[Task to carry out]: Reproduce the listing below without changes, except that pictures are left out.

[Figure dataset records]:
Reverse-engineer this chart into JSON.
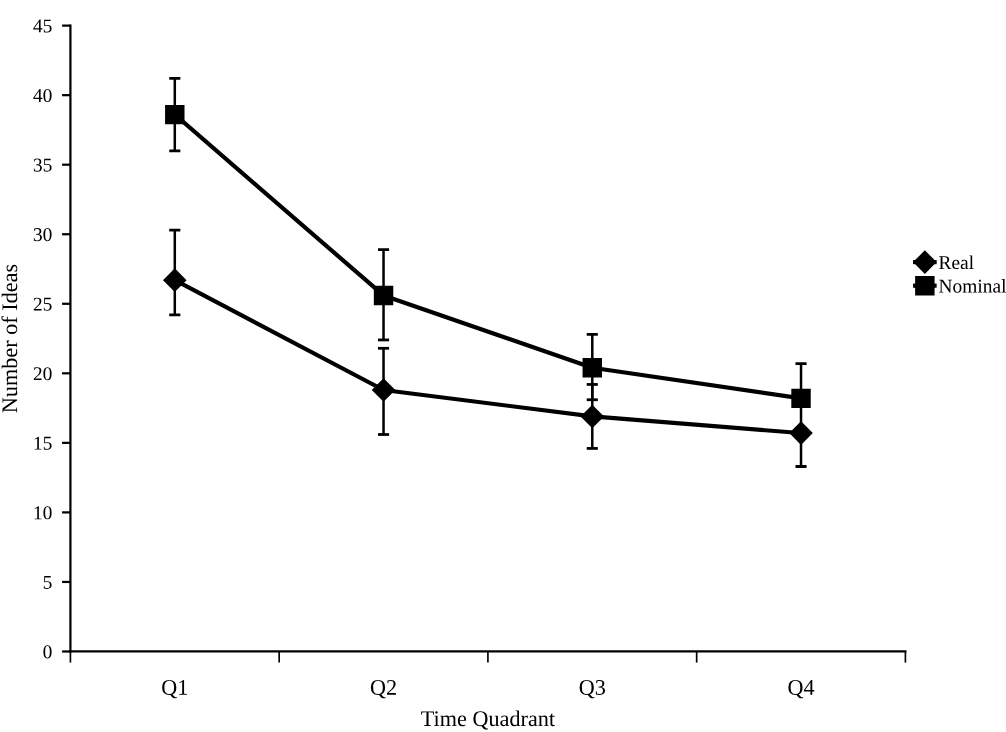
{
  "chart_data": {
    "type": "line",
    "xlabel": "Time Quadrant",
    "ylabel": "Number of Ideas",
    "categories": [
      "Q1",
      "Q2",
      "Q3",
      "Q4"
    ],
    "series": [
      {
        "name": "Real",
        "color": "#000000",
        "marker": "diamond",
        "values": [
          26.7,
          18.8,
          16.9,
          15.7
        ],
        "errors": [
          [
            24.2,
            30.3
          ],
          [
            15.6,
            21.8
          ],
          [
            14.6,
            19.2
          ],
          [
            13.3,
            15.7
          ]
        ]
      },
      {
        "name": "Nominal",
        "color": "#000000",
        "marker": "square",
        "values": [
          38.6,
          25.6,
          20.4,
          18.2
        ],
        "errors": [
          [
            36.0,
            41.2
          ],
          [
            22.4,
            28.9
          ],
          [
            18.1,
            22.8
          ],
          [
            15.8,
            20.7
          ]
        ]
      }
    ],
    "ylim": [
      0,
      45
    ],
    "yticks": [
      0,
      5,
      10,
      15,
      20,
      25,
      30,
      35,
      40,
      45
    ],
    "grid": false,
    "legend": "right",
    "line_style": "solid"
  }
}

[Complete output]:
Reverse-engineer this chart into JSON.
{
  "chart_data": {
    "type": "line",
    "xlabel": "Time Quadrant",
    "ylabel": "Number of Ideas",
    "categories": [
      "Q1",
      "Q2",
      "Q3",
      "Q4"
    ],
    "series": [
      {
        "name": "Real",
        "color": "#000000",
        "marker": "diamond",
        "values": [
          26.7,
          18.8,
          16.9,
          15.7
        ],
        "errors": [
          [
            24.2,
            30.3
          ],
          [
            15.6,
            21.8
          ],
          [
            14.6,
            19.2
          ],
          [
            13.3,
            15.7
          ]
        ]
      },
      {
        "name": "Nominal",
        "color": "#000000",
        "marker": "square",
        "values": [
          38.6,
          25.6,
          20.4,
          18.2
        ],
        "errors": [
          [
            36.0,
            41.2
          ],
          [
            22.4,
            28.9
          ],
          [
            18.1,
            22.8
          ],
          [
            15.8,
            20.7
          ]
        ]
      }
    ],
    "ylim": [
      0,
      45
    ],
    "yticks": [
      0,
      5,
      10,
      15,
      20,
      25,
      30,
      35,
      40,
      45
    ],
    "grid": false,
    "legend": "right",
    "line_style": "solid"
  }
}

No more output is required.